WRITTEN PROBLEM:
Count every line that holds the string "color", and report the number alone.

** START OF ENTRIES **

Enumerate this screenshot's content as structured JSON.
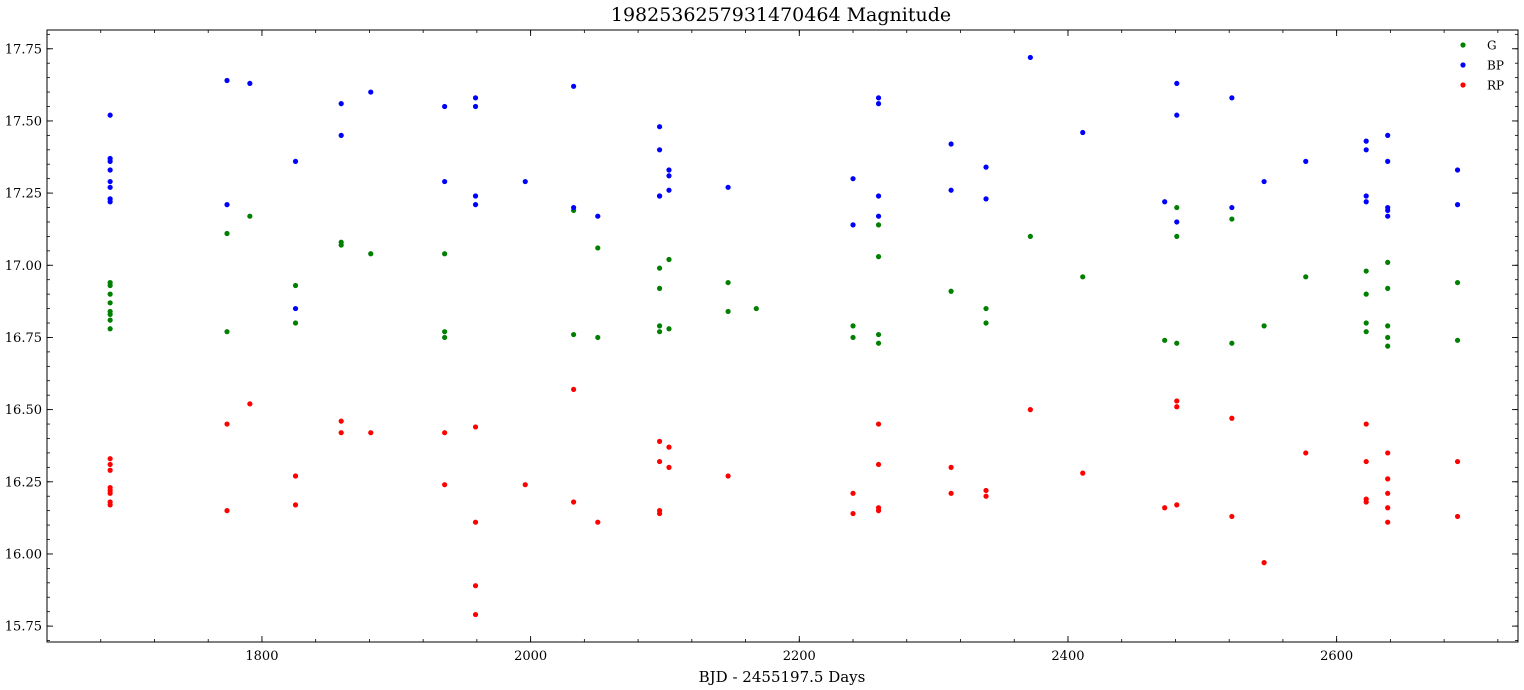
{
  "chart_data": {
    "type": "scatter",
    "title": "1982536257931470464 Magnitude",
    "xlabel": "BJD - 2455197.5 Days",
    "ylabel": "",
    "xlim": [
      1640,
      2735
    ],
    "ylim": [
      15.695,
      17.815
    ],
    "xticks": [
      1800,
      2000,
      2200,
      2400,
      2600
    ],
    "yticks": [
      15.75,
      16.0,
      16.25,
      16.5,
      16.75,
      17.0,
      17.25,
      17.5,
      17.75
    ],
    "yticks_labels": [
      "15.75",
      "16.00",
      "16.25",
      "16.50",
      "16.75",
      "17.00",
      "17.25",
      "17.50",
      "17.75"
    ],
    "legend_position": "top-right",
    "grid": false,
    "series": [
      {
        "name": "G",
        "color": "#008000",
        "points": [
          [
            1687,
            16.78
          ],
          [
            1687,
            16.81
          ],
          [
            1687,
            16.83
          ],
          [
            1687,
            16.84
          ],
          [
            1687,
            16.87
          ],
          [
            1687,
            16.9
          ],
          [
            1687,
            16.93
          ],
          [
            1687,
            16.94
          ],
          [
            1774,
            17.11
          ],
          [
            1774,
            16.77
          ],
          [
            1791,
            17.17
          ],
          [
            1825,
            16.93
          ],
          [
            1825,
            16.8
          ],
          [
            1859,
            17.08
          ],
          [
            1859,
            17.07
          ],
          [
            1881,
            17.04
          ],
          [
            1936,
            17.04
          ],
          [
            1936,
            16.77
          ],
          [
            1936,
            16.75
          ],
          [
            2032,
            17.19
          ],
          [
            2032,
            16.76
          ],
          [
            2050,
            17.06
          ],
          [
            2050,
            16.75
          ],
          [
            2096,
            16.99
          ],
          [
            2096,
            16.92
          ],
          [
            2096,
            16.79
          ],
          [
            2096,
            16.77
          ],
          [
            2103,
            17.02
          ],
          [
            2103,
            16.78
          ],
          [
            2147,
            16.94
          ],
          [
            2147,
            16.84
          ],
          [
            2168,
            16.85
          ],
          [
            2240,
            16.79
          ],
          [
            2240,
            16.75
          ],
          [
            2259,
            17.14
          ],
          [
            2259,
            17.03
          ],
          [
            2259,
            16.76
          ],
          [
            2259,
            16.73
          ],
          [
            2313,
            16.91
          ],
          [
            2339,
            16.85
          ],
          [
            2339,
            16.8
          ],
          [
            2372,
            17.1
          ],
          [
            2411,
            16.96
          ],
          [
            2472,
            16.74
          ],
          [
            2481,
            17.2
          ],
          [
            2481,
            17.1
          ],
          [
            2481,
            16.73
          ],
          [
            2522,
            17.16
          ],
          [
            2522,
            16.73
          ],
          [
            2546,
            16.79
          ],
          [
            2577,
            16.96
          ],
          [
            2622,
            16.98
          ],
          [
            2622,
            16.9
          ],
          [
            2622,
            16.8
          ],
          [
            2622,
            16.77
          ],
          [
            2638,
            17.01
          ],
          [
            2638,
            16.92
          ],
          [
            2638,
            16.79
          ],
          [
            2638,
            16.75
          ],
          [
            2638,
            16.72
          ],
          [
            2690,
            16.94
          ],
          [
            2690,
            16.74
          ]
        ]
      },
      {
        "name": "BP",
        "color": "#0000ff",
        "points": [
          [
            1687,
            17.52
          ],
          [
            1687,
            17.37
          ],
          [
            1687,
            17.36
          ],
          [
            1687,
            17.33
          ],
          [
            1687,
            17.29
          ],
          [
            1687,
            17.27
          ],
          [
            1687,
            17.23
          ],
          [
            1687,
            17.22
          ],
          [
            1774,
            17.64
          ],
          [
            1774,
            17.21
          ],
          [
            1791,
            17.63
          ],
          [
            1825,
            17.36
          ],
          [
            1825,
            16.85
          ],
          [
            1859,
            17.56
          ],
          [
            1859,
            17.45
          ],
          [
            1881,
            17.6
          ],
          [
            1936,
            17.55
          ],
          [
            1936,
            17.29
          ],
          [
            1959,
            17.58
          ],
          [
            1959,
            17.55
          ],
          [
            1959,
            17.24
          ],
          [
            1959,
            17.21
          ],
          [
            1996,
            17.29
          ],
          [
            2032,
            17.62
          ],
          [
            2032,
            17.2
          ],
          [
            2050,
            17.17
          ],
          [
            2096,
            17.48
          ],
          [
            2096,
            17.4
          ],
          [
            2096,
            17.24
          ],
          [
            2096,
            17.24
          ],
          [
            2103,
            17.33
          ],
          [
            2103,
            17.31
          ],
          [
            2103,
            17.26
          ],
          [
            2147,
            17.27
          ],
          [
            2240,
            17.3
          ],
          [
            2240,
            17.14
          ],
          [
            2259,
            17.58
          ],
          [
            2259,
            17.56
          ],
          [
            2259,
            17.24
          ],
          [
            2259,
            17.17
          ],
          [
            2313,
            17.42
          ],
          [
            2313,
            17.26
          ],
          [
            2339,
            17.34
          ],
          [
            2339,
            17.23
          ],
          [
            2372,
            17.72
          ],
          [
            2411,
            17.46
          ],
          [
            2472,
            17.22
          ],
          [
            2481,
            17.63
          ],
          [
            2481,
            17.52
          ],
          [
            2481,
            17.15
          ],
          [
            2522,
            17.58
          ],
          [
            2522,
            17.2
          ],
          [
            2546,
            17.29
          ],
          [
            2577,
            17.36
          ],
          [
            2622,
            17.43
          ],
          [
            2622,
            17.4
          ],
          [
            2622,
            17.24
          ],
          [
            2622,
            17.22
          ],
          [
            2638,
            17.45
          ],
          [
            2638,
            17.36
          ],
          [
            2638,
            17.19
          ],
          [
            2638,
            17.2
          ],
          [
            2638,
            17.17
          ],
          [
            2690,
            17.33
          ],
          [
            2690,
            17.21
          ]
        ]
      },
      {
        "name": "RP",
        "color": "#ff0000",
        "points": [
          [
            1687,
            16.33
          ],
          [
            1687,
            16.31
          ],
          [
            1687,
            16.29
          ],
          [
            1687,
            16.23
          ],
          [
            1687,
            16.22
          ],
          [
            1687,
            16.21
          ],
          [
            1687,
            16.18
          ],
          [
            1687,
            16.17
          ],
          [
            1774,
            16.45
          ],
          [
            1774,
            16.15
          ],
          [
            1791,
            16.52
          ],
          [
            1825,
            16.27
          ],
          [
            1825,
            16.17
          ],
          [
            1859,
            16.46
          ],
          [
            1859,
            16.42
          ],
          [
            1881,
            16.42
          ],
          [
            1936,
            16.42
          ],
          [
            1936,
            16.24
          ],
          [
            1959,
            16.44
          ],
          [
            1959,
            16.11
          ],
          [
            1959,
            15.89
          ],
          [
            1959,
            15.79
          ],
          [
            1996,
            16.24
          ],
          [
            2032,
            16.57
          ],
          [
            2032,
            16.18
          ],
          [
            2050,
            16.11
          ],
          [
            2096,
            16.39
          ],
          [
            2096,
            16.32
          ],
          [
            2096,
            16.15
          ],
          [
            2096,
            16.14
          ],
          [
            2103,
            16.37
          ],
          [
            2103,
            16.3
          ],
          [
            2147,
            16.27
          ],
          [
            2240,
            16.21
          ],
          [
            2240,
            16.14
          ],
          [
            2259,
            16.45
          ],
          [
            2259,
            16.31
          ],
          [
            2259,
            16.16
          ],
          [
            2259,
            16.15
          ],
          [
            2313,
            16.3
          ],
          [
            2313,
            16.21
          ],
          [
            2339,
            16.22
          ],
          [
            2339,
            16.2
          ],
          [
            2372,
            16.5
          ],
          [
            2411,
            16.28
          ],
          [
            2472,
            16.16
          ],
          [
            2481,
            16.53
          ],
          [
            2481,
            16.51
          ],
          [
            2481,
            16.17
          ],
          [
            2522,
            16.47
          ],
          [
            2522,
            16.13
          ],
          [
            2546,
            15.97
          ],
          [
            2577,
            16.35
          ],
          [
            2622,
            16.45
          ],
          [
            2622,
            16.32
          ],
          [
            2622,
            16.19
          ],
          [
            2622,
            16.18
          ],
          [
            2638,
            16.35
          ],
          [
            2638,
            16.26
          ],
          [
            2638,
            16.21
          ],
          [
            2638,
            16.16
          ],
          [
            2638,
            16.11
          ],
          [
            2690,
            16.32
          ],
          [
            2690,
            16.13
          ]
        ]
      }
    ]
  }
}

** END OF ENTRIES **

RESPONSE FOR THIS EXERCISE:
3